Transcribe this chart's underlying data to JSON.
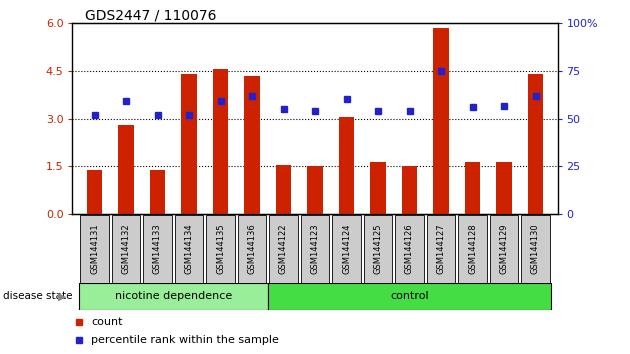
{
  "title": "GDS2447 / 110076",
  "categories": [
    "GSM144131",
    "GSM144132",
    "GSM144133",
    "GSM144134",
    "GSM144135",
    "GSM144136",
    "GSM144122",
    "GSM144123",
    "GSM144124",
    "GSM144125",
    "GSM144126",
    "GSM144127",
    "GSM144128",
    "GSM144129",
    "GSM144130"
  ],
  "red_bars": [
    1.4,
    2.8,
    1.4,
    4.4,
    4.55,
    4.35,
    1.55,
    1.5,
    3.05,
    1.65,
    1.5,
    5.85,
    1.65,
    1.65,
    4.4
  ],
  "blue_dots": [
    3.1,
    3.55,
    3.1,
    3.1,
    3.55,
    3.7,
    3.3,
    3.25,
    3.6,
    3.25,
    3.25,
    4.5,
    3.35,
    3.4,
    3.7
  ],
  "group1_label": "nicotine dependence",
  "group2_label": "control",
  "disease_state_label": "disease state",
  "ylim_left": [
    0,
    6
  ],
  "yticks_left": [
    0,
    1.5,
    3.0,
    4.5,
    6
  ],
  "ylim_right": [
    0,
    100
  ],
  "yticks_right": [
    0,
    25,
    50,
    75,
    100
  ],
  "bar_color": "#cc2200",
  "dot_color": "#2222cc",
  "group1_bg": "#99ee99",
  "group2_bg": "#44dd44",
  "tick_label_bg": "#cccccc",
  "legend_count_label": "count",
  "legend_pct_label": "percentile rank within the sample",
  "bar_width": 0.5,
  "bg_color": "#ffffff"
}
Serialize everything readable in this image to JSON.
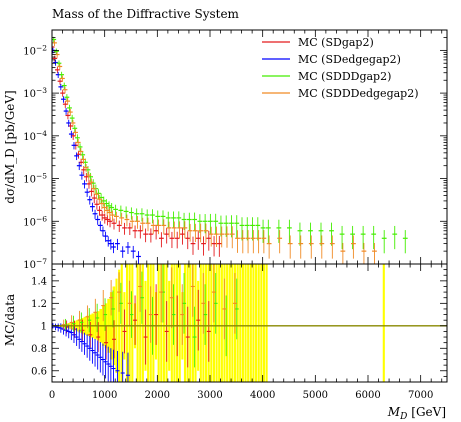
___
All lines in the data that contain the word "this" should be copied.

Transcribe this chart's underlying data to JSON.
Serialize everything readable in this image to JSON.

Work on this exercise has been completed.